■ **What you have to do**: Exclude the pictures and retype the entries as written.

(Records)
——

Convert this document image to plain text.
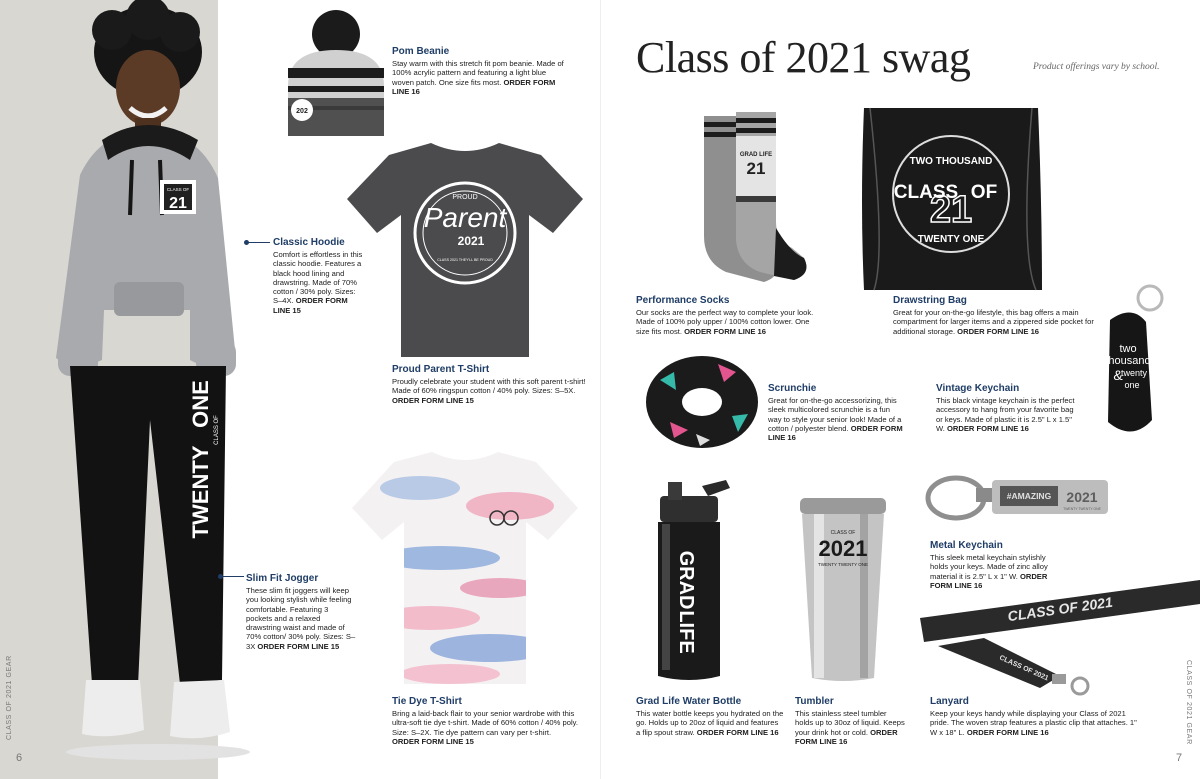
CLASS OF
21
TWENTY
CLASS OF
ONE
202
PROUD
Parent
2021
CLASS 2021 THEY'LL BE PROUD
GRAD LIFE
21	TWO THOUSAND
21
CLASS OF
TWENTY ONE
two
thousand
&
twenty
one
GRAD
LIFE
CLASS OF
2021
TWENTY TWENTY ONE
#AMAZING 2021
TWENTY TWENTY ONE
CLASS OF 2021
CLASS OF 2021
Class of 2021 swag	Product offerings vary by school.
Pom Beanie
Stay warm with this stretch fit pom beanie. Made of 100% acrylic pattern and featuring a light blue woven patch. One size fits most. ORDER FORM LINE 16
Classic Hoodie
Comfort is effortless in this classic hoodie. Features a black hood lining and drawstring. Made of 70% cotton / 30% poly. Sizes: S–4X. ORDER FORM LINE 15
Proud Parent T-Shirt
Proudly celebrate your student with this soft parent t-shirt! Made of 60% ringspun cotton / 40% poly. Sizes: S–5X. ORDER FORM LINE 15
Slim Fit Jogger
These slim fit joggers will keep you looking stylish while feeling comfortable. Featuring 3 pockets and a relaxed drawstring waist and made of 70% cotton/ 30% poly. Sizes: S–3X ORDER FORM LINE 15
Tie Dye T-Shirt
Bring a laid-back flair to your senior wardrobe with this ultra-soft tie dye t-shirt. Made of 60% cotton / 40% poly. Size: S–2X. Tie dye pattern can vary per t-shirt. ORDER FORM LINE 15
Performance Socks
Our socks are the perfect way to complete your look. Made of 100% poly upper / 100% cotton lower. One size fits most. ORDER FORM LINE 16
Drawstring Bag
Great for your on-the-go lifestyle, this bag offers a main compartment for larger items and a zippered side pocket for additional storage. ORDER FORM LINE 16
Scrunchie
Great for on-the-go accessorizing, this sleek multicolored scrunchie is a fun way to style your senior look! Made of a cotton / polyester blend. ORDER FORM LINE 16
Vintage Keychain
This black vintage keychain is the perfect accessory to hang from your favorite bag or keys. Made of plastic it is 2.5" L x 1.5" W. ORDER FORM LINE 16
Metal Keychain
This sleek metal keychain stylishly holds your keys. Made of zinc alloy material it is 2.5" L x 1" W. ORDER FORM LINE 16
Grad Life Water Bottle
This water bottle keeps you hydrated on the go. Holds up to 20oz of liquid and features a flip spout straw. ORDER FORM LINE 16
Tumbler
This stainless steel tumbler holds up to 30oz of liquid. Keeps your drink hot or cold. ORDER FORM LINE 16
Lanyard
Keep your keys handy while displaying your Class of 2021 pride. The woven strap features a plastic clip that attaches. 1" W x 18" L. ORDER FORM LINE 16
CLASS OF 2021 GEAR	CLASS OF 2021 GEAR
6	7
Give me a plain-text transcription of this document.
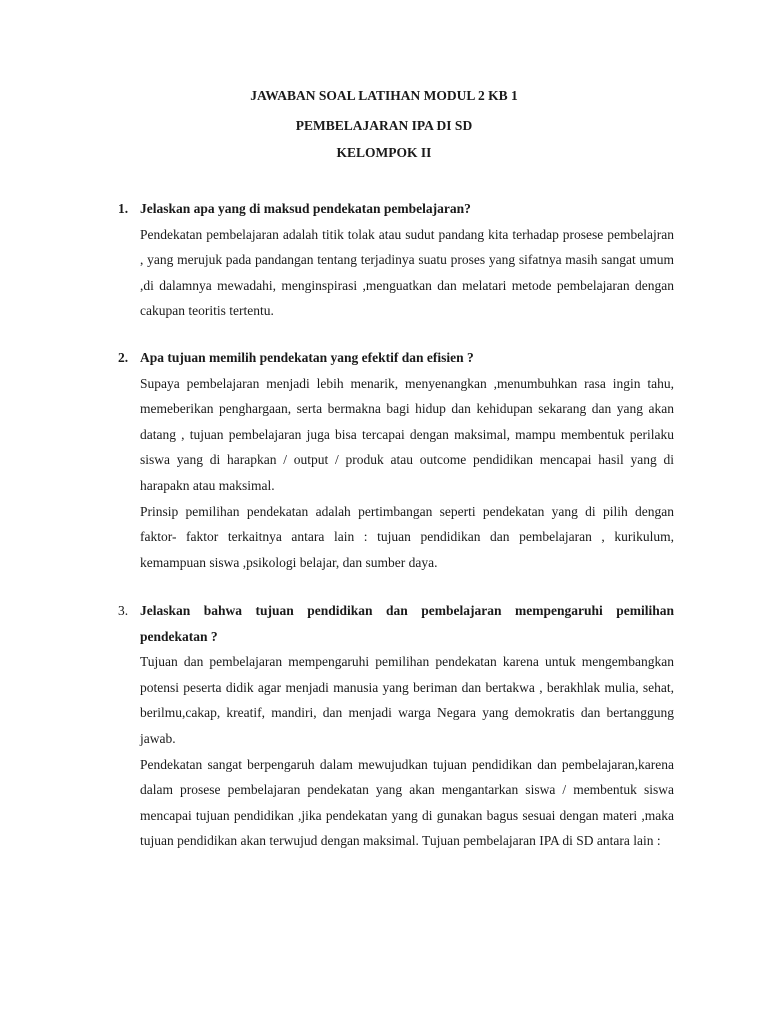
JAWABAN SOAL LATIHAN MODUL 2 KB 1
PEMBELAJARAN IPA DI SD
KELOMPOK II
1. Jelaskan apa yang di maksud pendekatan pembelajaran?

Pendekatan pembelajaran adalah titik tolak atau sudut pandang kita terhadap prosese pembelajran , yang merujuk pada pandangan tentang terjadinya suatu proses yang sifatnya masih sangat umum ,di dalamnya mewadahi, menginspirasi ,menguatkan dan melatari metode pembelajaran dengan cakupan teoritis tertentu.

2. Apa tujuan memilih pendekatan yang efektif dan efisien ?

Supaya pembelajaran menjadi lebih menarik, menyenangkan ,menumbuhkan rasa ingin tahu, memeberikan penghargaan, serta bermakna bagi hidup dan kehidupan sekarang dan yang akan datang , tujuan pembelajaran juga bisa tercapai dengan maksimal, mampu membentuk perilaku siswa yang di harapkan / output / produk atau outcome pendidikan mencapai hasil yang di harapakn atau maksimal.

Prinsip pemilihan pendekatan adalah pertimbangan seperti pendekatan yang di pilih dengan faktor- faktor terkaitnya antara lain : tujuan pendidikan dan pembelajaran , kurikulum, kemampuan siswa ,psikologi belajar, dan sumber daya.

3. Jelaskan bahwa tujuan pendidikan dan pembelajaran mempengaruhi pemilihan pendekatan ?

Tujuan dan pembelajaran mempengaruhi pemilihan pendekatan karena untuk mengembangkan potensi peserta didik agar menjadi manusia yang beriman dan bertakwa , berakhlak mulia, sehat, berilmu,cakap, kreatif, mandiri, dan menjadi warga Negara yang demokratis dan bertanggung jawab.

Pendekatan sangat berpengaruh dalam mewujudkan tujuan pendidikan dan pembelajaran,karena dalam prosese pembelajaran pendekatan yang akan mengantarkan siswa / membentuk siswa mencapai tujuan pendidikan ,jika pendekatan yang di gunakan bagus sesuai dengan materi ,maka tujuan pendidikan akan terwujud dengan maksimal. Tujuan pembelajaran IPA di SD antara lain :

——

■ **Solution**:
Convert this document image to plain text.
CLASS OF
21
TWENTY
CLASS OF
ONE
202
PROUD
Parent
2021
CLASS 2021 THEY'LL BE PROUD
GRAD LIFE
21	TWO THOUSAND
21
CLASS OF
TWENTY ONE
two
thousand
&
twenty
one
GRAD
LIFE
CLASS OF
2021
TWENTY TWENTY ONE
#AMAZING 2021
TWENTY TWENTY ONE
CLASS OF 2021
CLASS OF 2021
Class of 2021 swag	Product offerings vary by school.
Pom Beanie
Stay warm with this stretch fit pom beanie. Made of 100% acrylic pattern and featuring a light blue woven patch. One size fits most. ORDER FORM LINE 16
Classic Hoodie
Comfort is effortless in this classic hoodie. Features a black hood lining and drawstring. Made of 70% cotton / 30% poly. Sizes: S–4X. ORDER FORM LINE 15
Proud Parent T-Shirt
Proudly celebrate your student with this soft parent t-shirt! Made of 60% ringspun cotton / 40% poly. Sizes: S–5X. ORDER FORM LINE 15
Slim Fit Jogger
These slim fit joggers will keep you looking stylish while feeling comfortable. Featuring 3 pockets and a relaxed drawstring waist and made of 70% cotton/ 30% poly. Sizes: S–3X ORDER FORM LINE 15
Tie Dye T-Shirt
Bring a laid-back flair to your senior wardrobe with this ultra-soft tie dye t-shirt. Made of 60% cotton / 40% poly. Size: S–2X. Tie dye pattern can vary per t-shirt. ORDER FORM LINE 15
Performance Socks
Our socks are the perfect way to complete your look. Made of 100% poly upper / 100% cotton lower. One size fits most. ORDER FORM LINE 16
Drawstring Bag
Great for your on-the-go lifestyle, this bag offers a main compartment for larger items and a zippered side pocket for additional storage. ORDER FORM LINE 16
Scrunchie
Great for on-the-go accessorizing, this sleek multicolored scrunchie is a fun way to style your senior look! Made of a cotton / polyester blend. ORDER FORM LINE 16
Vintage Keychain
This black vintage keychain is the perfect accessory to hang from your favorite bag or keys. Made of plastic it is 2.5" L x 1.5" W. ORDER FORM LINE 16
Metal Keychain
This sleek metal keychain stylishly holds your keys. Made of zinc alloy material it is 2.5" L x 1" W. ORDER FORM LINE 16
Grad Life Water Bottle
This water bottle keeps you hydrated on the go. Holds up to 20oz of liquid and features a flip spout straw. ORDER FORM LINE 16
Tumbler
This stainless steel tumbler holds up to 30oz of liquid. Keeps your drink hot or cold. ORDER FORM LINE 16
Lanyard
Keep your keys handy while displaying your Class of 2021 pride. The woven strap features a plastic clip that attaches. 1" W x 18" L. ORDER FORM LINE 16
CLASS OF 2021 GEAR	CLASS OF 2021 GEAR
6	7
Give me a plain-text transcription of this document.
JAWABAN SOAL LATIHAN MODUL 2 KB 1
PEMBELAJARAN IPA DI SD
KELOMPOK II
1. Jelaskan apa yang di maksud pendekatan pembelajaran?

Pendekatan pembelajaran adalah titik tolak atau sudut pandang kita terhadap prosese pembelajran , yang merujuk pada pandangan tentang terjadinya suatu proses yang sifatnya masih sangat umum ,di dalamnya mewadahi, menginspirasi ,menguatkan dan melatari metode pembelajaran dengan cakupan teoritis tertentu.

2. Apa tujuan memilih pendekatan yang efektif dan efisien ?

Supaya pembelajaran menjadi lebih menarik, menyenangkan ,menumbuhkan rasa ingin tahu, memeberikan penghargaan, serta bermakna bagi hidup dan kehidupan sekarang dan yang akan datang , tujuan pembelajaran juga bisa tercapai dengan maksimal, mampu membentuk perilaku siswa yang di harapkan / output / produk atau outcome pendidikan mencapai hasil yang di harapakn atau maksimal.

Prinsip pemilihan pendekatan adalah pertimbangan seperti pendekatan yang di pilih dengan faktor- faktor terkaitnya antara lain : tujuan pendidikan dan pembelajaran , kurikulum, kemampuan siswa ,psikologi belajar, dan sumber daya.

3. Jelaskan bahwa tujuan pendidikan dan pembelajaran mempengaruhi pemilihan pendekatan ?

Tujuan dan pembelajaran mempengaruhi pemilihan pendekatan karena untuk mengembangkan potensi peserta didik agar menjadi manusia yang beriman dan bertakwa , berakhlak mulia, sehat, berilmu,cakap, kreatif, mandiri, dan menjadi warga Negara yang demokratis dan bertanggung jawab.

Pendekatan sangat berpengaruh dalam mewujudkan tujuan pendidikan dan pembelajaran,karena dalam prosese pembelajaran pendekatan yang akan mengantarkan siswa / membentuk siswa mencapai tujuan pendidikan ,jika pendekatan yang di gunakan bagus sesuai dengan materi ,maka tujuan pendidikan akan terwujud dengan maksimal. Tujuan pembelajaran IPA di SD antara lain :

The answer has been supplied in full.